## Exercise objective
Rewrite all the items below, swapping each "legend-swatch" for "legend-marker" and leaving everything else unchanged.

Bounding box annotations
* start *
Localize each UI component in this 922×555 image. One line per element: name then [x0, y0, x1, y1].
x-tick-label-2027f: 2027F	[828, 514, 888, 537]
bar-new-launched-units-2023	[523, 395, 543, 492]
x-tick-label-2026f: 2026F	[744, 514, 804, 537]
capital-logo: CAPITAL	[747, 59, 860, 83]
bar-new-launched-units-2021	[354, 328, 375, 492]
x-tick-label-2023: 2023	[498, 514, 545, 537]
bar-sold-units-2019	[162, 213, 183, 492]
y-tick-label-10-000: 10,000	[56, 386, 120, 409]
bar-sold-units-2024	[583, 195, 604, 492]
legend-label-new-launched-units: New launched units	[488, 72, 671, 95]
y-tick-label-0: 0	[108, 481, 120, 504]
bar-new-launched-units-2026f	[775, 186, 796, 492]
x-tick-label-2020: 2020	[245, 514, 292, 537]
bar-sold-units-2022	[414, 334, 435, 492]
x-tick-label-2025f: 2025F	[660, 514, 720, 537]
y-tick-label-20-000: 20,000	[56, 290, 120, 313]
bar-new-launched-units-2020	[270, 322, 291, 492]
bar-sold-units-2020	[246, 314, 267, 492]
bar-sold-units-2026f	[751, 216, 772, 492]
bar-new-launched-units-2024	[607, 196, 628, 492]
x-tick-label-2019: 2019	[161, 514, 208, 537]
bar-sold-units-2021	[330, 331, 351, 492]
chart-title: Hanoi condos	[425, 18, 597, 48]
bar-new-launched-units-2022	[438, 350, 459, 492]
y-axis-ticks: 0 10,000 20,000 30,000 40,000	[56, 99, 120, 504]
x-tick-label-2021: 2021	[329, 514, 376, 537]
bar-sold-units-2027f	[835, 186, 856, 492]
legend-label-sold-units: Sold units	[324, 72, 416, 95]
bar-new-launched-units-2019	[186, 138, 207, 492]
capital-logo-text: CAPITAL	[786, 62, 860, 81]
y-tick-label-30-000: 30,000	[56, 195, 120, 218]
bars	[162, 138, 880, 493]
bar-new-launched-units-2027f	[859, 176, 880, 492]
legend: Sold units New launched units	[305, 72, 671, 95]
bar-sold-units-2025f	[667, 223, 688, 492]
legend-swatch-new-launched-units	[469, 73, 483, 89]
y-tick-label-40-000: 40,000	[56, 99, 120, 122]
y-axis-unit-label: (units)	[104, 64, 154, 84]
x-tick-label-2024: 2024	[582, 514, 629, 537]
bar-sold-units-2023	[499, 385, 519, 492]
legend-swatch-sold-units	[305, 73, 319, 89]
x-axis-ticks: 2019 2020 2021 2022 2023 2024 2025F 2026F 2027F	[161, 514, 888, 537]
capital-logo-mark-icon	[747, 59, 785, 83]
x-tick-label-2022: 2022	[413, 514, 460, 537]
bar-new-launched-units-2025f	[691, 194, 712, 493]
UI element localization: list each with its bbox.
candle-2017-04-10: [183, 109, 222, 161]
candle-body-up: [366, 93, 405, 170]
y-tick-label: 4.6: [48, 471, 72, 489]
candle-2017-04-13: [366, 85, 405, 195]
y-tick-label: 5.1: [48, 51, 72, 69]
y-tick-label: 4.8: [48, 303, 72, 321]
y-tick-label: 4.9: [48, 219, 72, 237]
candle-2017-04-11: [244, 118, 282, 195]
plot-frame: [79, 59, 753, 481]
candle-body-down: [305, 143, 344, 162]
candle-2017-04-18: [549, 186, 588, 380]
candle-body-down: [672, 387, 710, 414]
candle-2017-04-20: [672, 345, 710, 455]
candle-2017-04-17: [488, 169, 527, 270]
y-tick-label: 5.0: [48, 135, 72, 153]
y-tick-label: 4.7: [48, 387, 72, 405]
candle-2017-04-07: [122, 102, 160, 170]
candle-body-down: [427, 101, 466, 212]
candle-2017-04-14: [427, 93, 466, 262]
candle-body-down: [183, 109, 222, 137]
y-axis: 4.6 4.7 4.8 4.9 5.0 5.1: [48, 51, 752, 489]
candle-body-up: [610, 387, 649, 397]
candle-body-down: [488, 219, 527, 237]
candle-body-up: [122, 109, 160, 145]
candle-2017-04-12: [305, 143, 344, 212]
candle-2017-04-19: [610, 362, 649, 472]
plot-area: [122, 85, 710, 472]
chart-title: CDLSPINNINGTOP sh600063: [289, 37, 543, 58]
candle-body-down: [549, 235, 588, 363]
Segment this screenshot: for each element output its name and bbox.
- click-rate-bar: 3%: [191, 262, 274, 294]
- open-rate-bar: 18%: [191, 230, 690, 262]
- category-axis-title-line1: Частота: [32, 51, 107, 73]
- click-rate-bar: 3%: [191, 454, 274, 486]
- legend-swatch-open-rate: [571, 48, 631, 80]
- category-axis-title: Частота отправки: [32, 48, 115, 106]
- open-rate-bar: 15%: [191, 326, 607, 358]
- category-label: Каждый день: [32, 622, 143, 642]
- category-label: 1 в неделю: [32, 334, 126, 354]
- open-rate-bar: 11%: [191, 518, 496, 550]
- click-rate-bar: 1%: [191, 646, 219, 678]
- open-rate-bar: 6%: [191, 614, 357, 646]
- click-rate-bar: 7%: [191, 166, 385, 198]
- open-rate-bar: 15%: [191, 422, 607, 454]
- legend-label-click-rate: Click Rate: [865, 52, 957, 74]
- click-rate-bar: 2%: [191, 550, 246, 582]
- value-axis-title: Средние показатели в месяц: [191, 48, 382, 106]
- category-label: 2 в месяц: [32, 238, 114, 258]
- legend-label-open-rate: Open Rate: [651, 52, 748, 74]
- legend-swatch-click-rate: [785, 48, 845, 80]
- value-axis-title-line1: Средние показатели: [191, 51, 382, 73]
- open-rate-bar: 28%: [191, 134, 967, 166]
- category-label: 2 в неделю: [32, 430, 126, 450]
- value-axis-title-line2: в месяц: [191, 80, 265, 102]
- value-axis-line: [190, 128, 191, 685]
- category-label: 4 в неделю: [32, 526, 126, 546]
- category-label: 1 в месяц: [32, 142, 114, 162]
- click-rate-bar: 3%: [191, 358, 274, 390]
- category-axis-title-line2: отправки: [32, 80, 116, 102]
* end *
## Task answer
Localize each UI component in this 922×555 image. One line per element: name then [x0, y0, x1, y1].
x-tick-label-2027f: 2027F	[828, 514, 888, 537]
bar-new-launched-units-2023	[523, 395, 543, 492]
x-tick-label-2026f: 2026F	[744, 514, 804, 537]
capital-logo: CAPITAL	[747, 59, 860, 83]
bar-new-launched-units-2021	[354, 328, 375, 492]
x-tick-label-2023: 2023	[498, 514, 545, 537]
bar-sold-units-2019	[162, 213, 183, 492]
y-tick-label-10-000: 10,000	[56, 386, 120, 409]
bar-sold-units-2024	[583, 195, 604, 492]
legend-label-new-launched-units: New launched units	[488, 72, 671, 95]
y-tick-label-0: 0	[108, 481, 120, 504]
bar-new-launched-units-2026f	[775, 186, 796, 492]
x-tick-label-2020: 2020	[245, 514, 292, 537]
bar-sold-units-2022	[414, 334, 435, 492]
x-tick-label-2025f: 2025F	[660, 514, 720, 537]
y-tick-label-20-000: 20,000	[56, 290, 120, 313]
bar-new-launched-units-2020	[270, 322, 291, 492]
bar-sold-units-2020	[246, 314, 267, 492]
bar-sold-units-2026f	[751, 216, 772, 492]
bar-new-launched-units-2024	[607, 196, 628, 492]
x-tick-label-2019: 2019	[161, 514, 208, 537]
bar-sold-units-2021	[330, 331, 351, 492]
chart-title: Hanoi condos	[425, 18, 597, 48]
bar-new-launched-units-2022	[438, 350, 459, 492]
y-axis-ticks: 0 10,000 20,000 30,000 40,000	[56, 99, 120, 504]
x-tick-label-2021: 2021	[329, 514, 376, 537]
bar-sold-units-2027f	[835, 186, 856, 492]
legend-label-sold-units: Sold units	[324, 72, 416, 95]
bar-new-launched-units-2019	[186, 138, 207, 492]
capital-logo-text: CAPITAL	[786, 62, 860, 81]
y-tick-label-30-000: 30,000	[56, 195, 120, 218]
bars	[162, 138, 880, 493]
bar-new-launched-units-2027f	[859, 176, 880, 492]
legend: Sold units New launched units	[305, 72, 671, 95]
bar-sold-units-2025f	[667, 223, 688, 492]
legend-marker-new-launched-units	[469, 73, 483, 89]
y-tick-label-40-000: 40,000	[56, 99, 120, 122]
y-axis-unit-label: (units)	[104, 64, 154, 84]
x-tick-label-2024: 2024	[582, 514, 629, 537]
bar-sold-units-2023	[499, 385, 519, 492]
legend-marker-sold-units	[305, 73, 319, 89]
x-axis-ticks: 2019 2020 2021 2022 2023 2024 2025F 2026F 2027F	[161, 514, 888, 537]
capital-logo-mark-icon	[747, 59, 785, 83]
x-tick-label-2022: 2022	[413, 514, 460, 537]
bar-new-launched-units-2025f	[691, 194, 712, 493]
UI element localization: list each with its bbox.
candle-2017-04-10: [183, 109, 222, 161]
candle-body-up: [366, 93, 405, 170]
y-tick-label: 4.6: [48, 471, 72, 489]
candle-2017-04-13: [366, 85, 405, 195]
y-tick-label: 5.1: [48, 51, 72, 69]
y-tick-label: 4.8: [48, 303, 72, 321]
y-tick-label: 4.9: [48, 219, 72, 237]
candle-2017-04-11: [244, 118, 282, 195]
plot-frame: [79, 59, 753, 481]
candle-body-down: [305, 143, 344, 162]
candle-2017-04-18: [549, 186, 588, 380]
candle-body-down: [672, 387, 710, 414]
candle-2017-04-20: [672, 345, 710, 455]
candle-2017-04-17: [488, 169, 527, 270]
y-tick-label: 5.0: [48, 135, 72, 153]
y-tick-label: 4.7: [48, 387, 72, 405]
candle-2017-04-07: [122, 102, 160, 170]
candle-body-down: [427, 101, 466, 212]
candle-2017-04-14: [427, 93, 466, 262]
candle-body-down: [183, 109, 222, 137]
y-axis: 4.6 4.7 4.8 4.9 5.0 5.1: [48, 51, 752, 489]
candle-body-up: [610, 387, 649, 397]
candle-body-down: [488, 219, 527, 237]
candle-body-up: [122, 109, 160, 145]
candle-2017-04-12: [305, 143, 344, 212]
candle-2017-04-19: [610, 362, 649, 472]
plot-area: [122, 85, 710, 472]
chart-title: CDLSPINNINGTOP sh600063: [289, 37, 543, 58]
candle-body-down: [549, 235, 588, 363]
Segment this screenshot: for each element output its name and bbox.
- click-rate-bar: 3%: [191, 262, 274, 294]
- open-rate-bar: 18%: [191, 230, 690, 262]
- category-axis-title-line1: Частота: [32, 51, 107, 73]
- click-rate-bar: 3%: [191, 454, 274, 486]
- legend-marker-open-rate: [571, 48, 631, 80]
- category-axis-title: Частота отправки: [32, 48, 115, 106]
- open-rate-bar: 15%: [191, 326, 607, 358]
- category-label: Каждый день: [32, 622, 143, 642]
- category-label: 1 в неделю: [32, 334, 126, 354]
- open-rate-bar: 11%: [191, 518, 496, 550]
- click-rate-bar: 1%: [191, 646, 219, 678]
- open-rate-bar: 6%: [191, 614, 357, 646]
- click-rate-bar: 7%: [191, 166, 385, 198]
- open-rate-bar: 15%: [191, 422, 607, 454]
- legend-label-click-rate: Click Rate: [865, 52, 957, 74]
- click-rate-bar: 2%: [191, 550, 246, 582]
- value-axis-title: Средние показатели в месяц: [191, 48, 382, 106]
- category-label: 2 в месяц: [32, 238, 114, 258]
- legend-label-open-rate: Open Rate: [651, 52, 748, 74]
- legend-marker-click-rate: [785, 48, 845, 80]
- value-axis-title-line1: Средние показатели: [191, 51, 382, 73]
- open-rate-bar: 28%: [191, 134, 967, 166]
- category-label: 2 в неделю: [32, 430, 126, 450]
- value-axis-title-line2: в месяц: [191, 80, 265, 102]
- value-axis-line: [190, 128, 191, 685]
- category-label: 4 в неделю: [32, 526, 126, 546]
- category-label: 1 в месяц: [32, 142, 114, 162]
- click-rate-bar: 3%: [191, 358, 274, 390]
- category-axis-title-line2: отправки: [32, 80, 116, 102]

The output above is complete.